> [Collected data entries]
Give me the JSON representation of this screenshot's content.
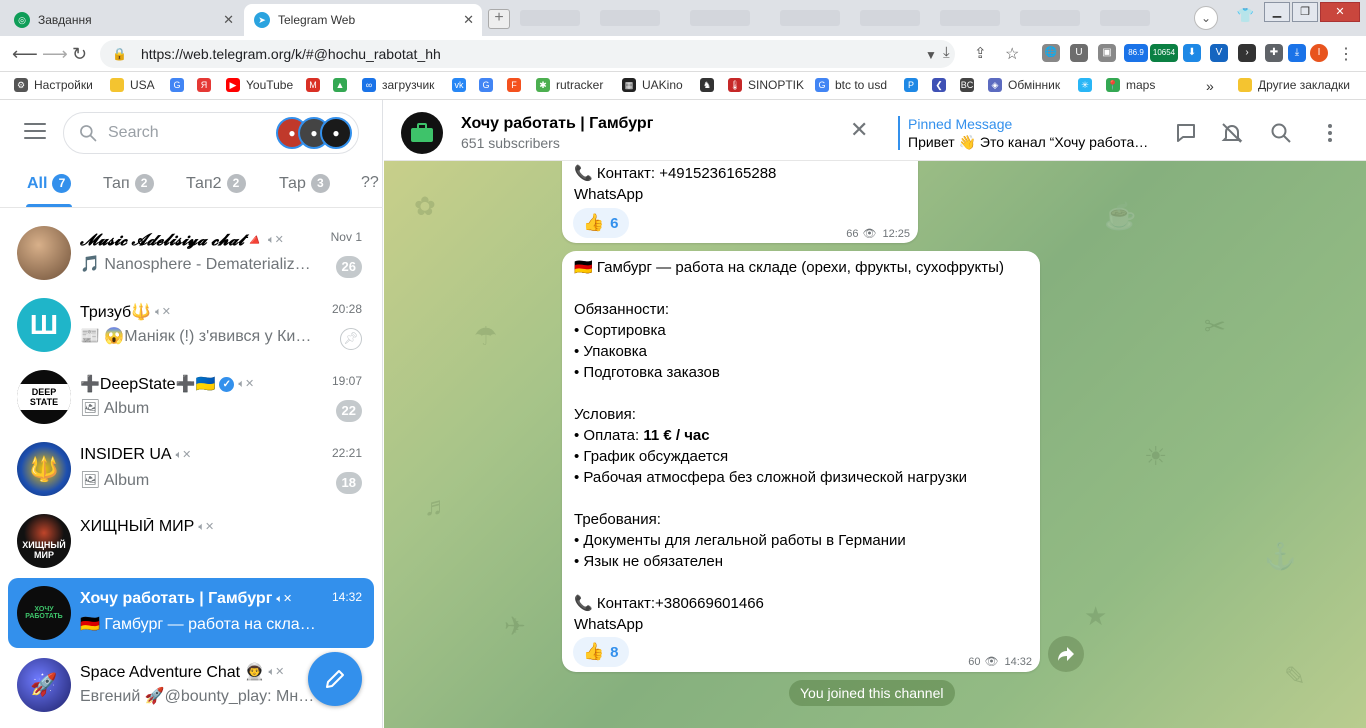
{
  "browser": {
    "tabs": [
      {
        "title": "Завдання"
      },
      {
        "title": "Telegram Web"
      }
    ],
    "profile_initial": "I",
    "url": "https://web.telegram.org/k/#@hochu_rabotat_hh",
    "ext_badges": {
      "weather": "86.9",
      "counter": "10654"
    },
    "bookmarks": [
      {
        "label": "Настройки",
        "color": "#555"
      },
      {
        "label": "USA",
        "color": "#f4c430"
      },
      {
        "label": "",
        "color": "#4285f4"
      },
      {
        "label": "",
        "color": "#e53935"
      },
      {
        "label": "YouTube",
        "color": "#ff0000"
      },
      {
        "label": "",
        "color": "#d93025"
      },
      {
        "label": "",
        "color": "#34a853"
      },
      {
        "label": "загрузчик",
        "color": "#1a73e8"
      },
      {
        "label": "",
        "color": "#2787f5"
      },
      {
        "label": "",
        "color": "#4285f4"
      },
      {
        "label": "",
        "color": "#f4511e"
      },
      {
        "label": "rutracker",
        "color": "#4caf50"
      },
      {
        "label": "UAKino",
        "color": "#222"
      },
      {
        "label": "",
        "color": "#333"
      },
      {
        "label": "SINOPTIK",
        "color": "#c62828"
      },
      {
        "label": "btc to usd",
        "color": "#4285f4"
      },
      {
        "label": "",
        "color": "#1e88e5"
      },
      {
        "label": "",
        "color": "#3f51b5"
      },
      {
        "label": "",
        "color": "#444"
      },
      {
        "label": "Обмінник",
        "color": "#5c6bc0"
      },
      {
        "label": "",
        "color": "#29b6f6"
      },
      {
        "label": "maps",
        "color": "#34a853"
      }
    ],
    "bookmarks_more": "»",
    "other_bookmarks": "Другие закладки"
  },
  "telegram": {
    "search_placeholder": "Search",
    "folders": [
      {
        "label": "All",
        "count": "7",
        "active": true
      },
      {
        "label": "Тап",
        "count": "2",
        "active": false
      },
      {
        "label": "Тап2",
        "count": "2",
        "active": false
      },
      {
        "label": "Тар",
        "count": "3",
        "active": false
      },
      {
        "label": "??",
        "count": "",
        "active": false
      }
    ],
    "chats": [
      {
        "title": "𝓜𝓾𝓼𝓲𝓬 𝓐𝓭𝓮𝓵𝓲𝓼𝓲𝔂𝓪 𝓬𝓱𝓪𝓽🔺",
        "time": "Nov 1",
        "message": "🎵 Nanosphere - Dematerialize (…",
        "badge": "26",
        "avatar_color": "#a0785a",
        "avatar_text": ""
      },
      {
        "title": "Тризуб🔱",
        "time": "20:28",
        "message": "📰 😱Маніяк (!) з'явився у Києві:…",
        "badge": "",
        "pinned": true,
        "avatar_color": "#1fb5c9",
        "avatar_text": "Ш"
      },
      {
        "title": "➕DeepState➕🇺🇦",
        "time": "19:07",
        "message": "🖼 Album",
        "badge": "22",
        "verified": true,
        "avatar_color": "#0b0b0b",
        "avatar_text": "DEEP STATE"
      },
      {
        "title": "INSIDER UA",
        "time": "22:21",
        "message": "🖼 Album",
        "badge": "18",
        "avatar_color": "#1d4fb0",
        "avatar_text": "🔱"
      },
      {
        "title": "ХИЩНЫЙ МИР",
        "time": "",
        "message": "",
        "badge": "",
        "avatar_color": "#111",
        "avatar_text": "ХИЩНЫЙ МИР"
      },
      {
        "title": "Хочу работать | Гамбург",
        "time": "14:32",
        "message": "🇩🇪 Гамбург — работа на складе (оре…",
        "badge": "",
        "active": true,
        "avatar_color": "#0c0c0c",
        "avatar_text": "ХОЧУ РАБОТАТЬ"
      },
      {
        "title": "Space Adventure Chat 👨‍🚀",
        "time": "",
        "message": "Евгений 🚀@bounty_play: Мне н…",
        "badge": "",
        "avatar_color": "#3b3f9e",
        "avatar_text": "🚀"
      }
    ],
    "header": {
      "title": "Хочу работать | Гамбург",
      "subtitle": "651 subscribers",
      "pinned_title": "Pinned Message",
      "pinned_text": "Привет 👋 Это канал “Хочу работа…"
    },
    "messages": [
      {
        "lines": [
          "📞 Контакт: +4915236165288",
          "WhatsApp"
        ],
        "reaction": {
          "emoji": "👍",
          "count": "6"
        },
        "views": "66",
        "time": "12:25"
      },
      {
        "lines": [
          "🇩🇪 Гамбург — работа на складе (орехи, фрукты, сухофрукты)",
          "",
          "Обязанности:",
          "• Сортировка",
          "• Упаковка",
          "• Подготовка заказов",
          "",
          "Условия:",
          "• Оплата: 11 € / час",
          "• График обсуждается",
          "• Рабочая атмосфера без сложной физической нагрузки",
          "",
          "Требования:",
          "• Документы для легальной работы в Германии",
          "• Язык не обязателен",
          "",
          "📞 Контакт:+380669601466",
          "WhatsApp"
        ],
        "reaction": {
          "emoji": "👍",
          "count": "8"
        },
        "views": "60",
        "time": "14:32"
      }
    ],
    "service_message": "You joined this channel",
    "accent": "#3390ec"
  }
}
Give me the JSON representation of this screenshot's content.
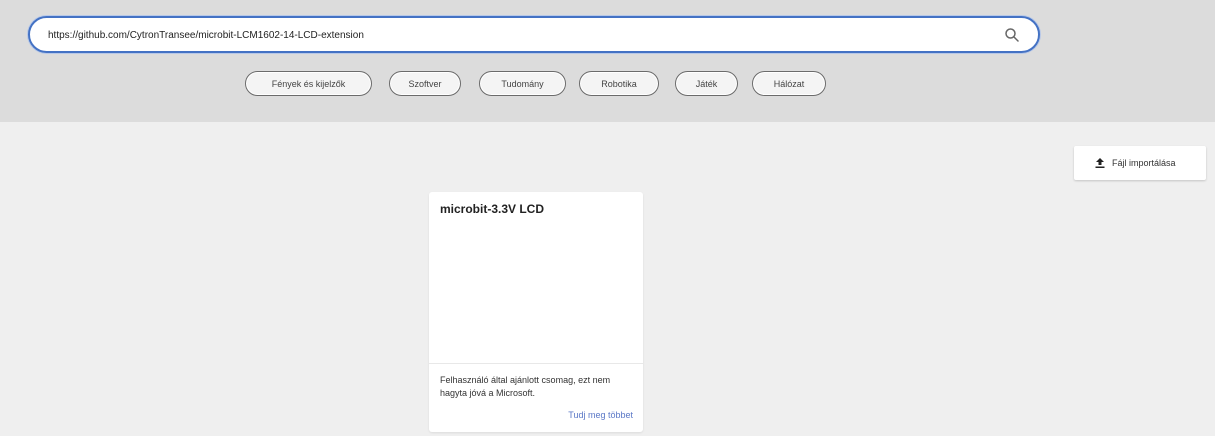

> [WHAT IS ASKED] Print all of the entries word for word. Skip any images they contain.

> [FINISHED ANSWER]
Give me the JSON representation of this screenshot's content.
{
  "browser": {
    "tabs": [
      {
        "title": "Завдання"
      },
      {
        "title": "Telegram Web"
      }
    ],
    "profile_initial": "I",
    "url": "https://web.telegram.org/k/#@hochu_rabotat_hh",
    "ext_badges": {
      "weather": "86.9",
      "counter": "10654"
    },
    "bookmarks": [
      {
        "label": "Настройки",
        "color": "#555"
      },
      {
        "label": "USA",
        "color": "#f4c430"
      },
      {
        "label": "",
        "color": "#4285f4"
      },
      {
        "label": "",
        "color": "#e53935"
      },
      {
        "label": "YouTube",
        "color": "#ff0000"
      },
      {
        "label": "",
        "color": "#d93025"
      },
      {
        "label": "",
        "color": "#34a853"
      },
      {
        "label": "загрузчик",
        "color": "#1a73e8"
      },
      {
        "label": "",
        "color": "#2787f5"
      },
      {
        "label": "",
        "color": "#4285f4"
      },
      {
        "label": "",
        "color": "#f4511e"
      },
      {
        "label": "rutracker",
        "color": "#4caf50"
      },
      {
        "label": "UAKino",
        "color": "#222"
      },
      {
        "label": "",
        "color": "#333"
      },
      {
        "label": "SINOPTIK",
        "color": "#c62828"
      },
      {
        "label": "btc to usd",
        "color": "#4285f4"
      },
      {
        "label": "",
        "color": "#1e88e5"
      },
      {
        "label": "",
        "color": "#3f51b5"
      },
      {
        "label": "",
        "color": "#444"
      },
      {
        "label": "Обмінник",
        "color": "#5c6bc0"
      },
      {
        "label": "",
        "color": "#29b6f6"
      },
      {
        "label": "maps",
        "color": "#34a853"
      }
    ],
    "bookmarks_more": "»",
    "other_bookmarks": "Другие закладки"
  },
  "telegram": {
    "search_placeholder": "Search",
    "folders": [
      {
        "label": "All",
        "count": "7",
        "active": true
      },
      {
        "label": "Тап",
        "count": "2",
        "active": false
      },
      {
        "label": "Тап2",
        "count": "2",
        "active": false
      },
      {
        "label": "Тар",
        "count": "3",
        "active": false
      },
      {
        "label": "??",
        "count": "",
        "active": false
      }
    ],
    "chats": [
      {
        "title": "𝓜𝓾𝓼𝓲𝓬 𝓐𝓭𝓮𝓵𝓲𝓼𝓲𝔂𝓪 𝓬𝓱𝓪𝓽🔺",
        "time": "Nov 1",
        "message": "🎵 Nanosphere - Dematerialize (…",
        "badge": "26",
        "avatar_color": "#a0785a",
        "avatar_text": ""
      },
      {
        "title": "Тризуб🔱",
        "time": "20:28",
        "message": "📰 😱Маніяк (!) з'явився у Києві:…",
        "badge": "",
        "pinned": true,
        "avatar_color": "#1fb5c9",
        "avatar_text": "Ш"
      },
      {
        "title": "➕DeepState➕🇺🇦",
        "time": "19:07",
        "message": "🖼 Album",
        "badge": "22",
        "verified": true,
        "avatar_color": "#0b0b0b",
        "avatar_text": "DEEP STATE"
      },
      {
        "title": "INSIDER UA",
        "time": "22:21",
        "message": "🖼 Album",
        "badge": "18",
        "avatar_color": "#1d4fb0",
        "avatar_text": "🔱"
      },
      {
        "title": "ХИЩНЫЙ МИР",
        "time": "",
        "message": "",
        "badge": "",
        "avatar_color": "#111",
        "avatar_text": "ХИЩНЫЙ МИР"
      },
      {
        "title": "Хочу работать | Гамбург",
        "time": "14:32",
        "message": "🇩🇪 Гамбург — работа на складе (оре…",
        "badge": "",
        "active": true,
        "avatar_color": "#0c0c0c",
        "avatar_text": "ХОЧУ РАБОТАТЬ"
      },
      {
        "title": "Space Adventure Chat 👨‍🚀",
        "time": "",
        "message": "Евгений 🚀@bounty_play: Мне н…",
        "badge": "",
        "avatar_color": "#3b3f9e",
        "avatar_text": "🚀"
      }
    ],
    "header": {
      "title": "Хочу работать | Гамбург",
      "subtitle": "651 subscribers",
      "pinned_title": "Pinned Message",
      "pinned_text": "Привет 👋 Это канал “Хочу работа…"
    },
    "messages": [
      {
        "lines": [
          "📞 Контакт: +4915236165288",
          "WhatsApp"
        ],
        "reaction": {
          "emoji": "👍",
          "count": "6"
        },
        "views": "66",
        "time": "12:25"
      },
      {
        "lines": [
          "🇩🇪 Гамбург — работа на складе (орехи, фрукты, сухофрукты)",
          "",
          "Обязанности:",
          "• Сортировка",
          "• Упаковка",
          "• Подготовка заказов",
          "",
          "Условия:",
          "• Оплата: 11 € / час",
          "• График обсуждается",
          "• Рабочая атмосфера без сложной физической нагрузки",
          "",
          "Требования:",
          "• Документы для легальной работы в Германии",
          "• Язык не обязателен",
          "",
          "📞 Контакт:+380669601466",
          "WhatsApp"
        ],
        "reaction": {
          "emoji": "👍",
          "count": "8"
        },
        "views": "60",
        "time": "14:32"
      }
    ],
    "service_message": "You joined this channel",
    "accent": "#3390ec"
  }
}
Give me the JSON representation of this screenshot's content.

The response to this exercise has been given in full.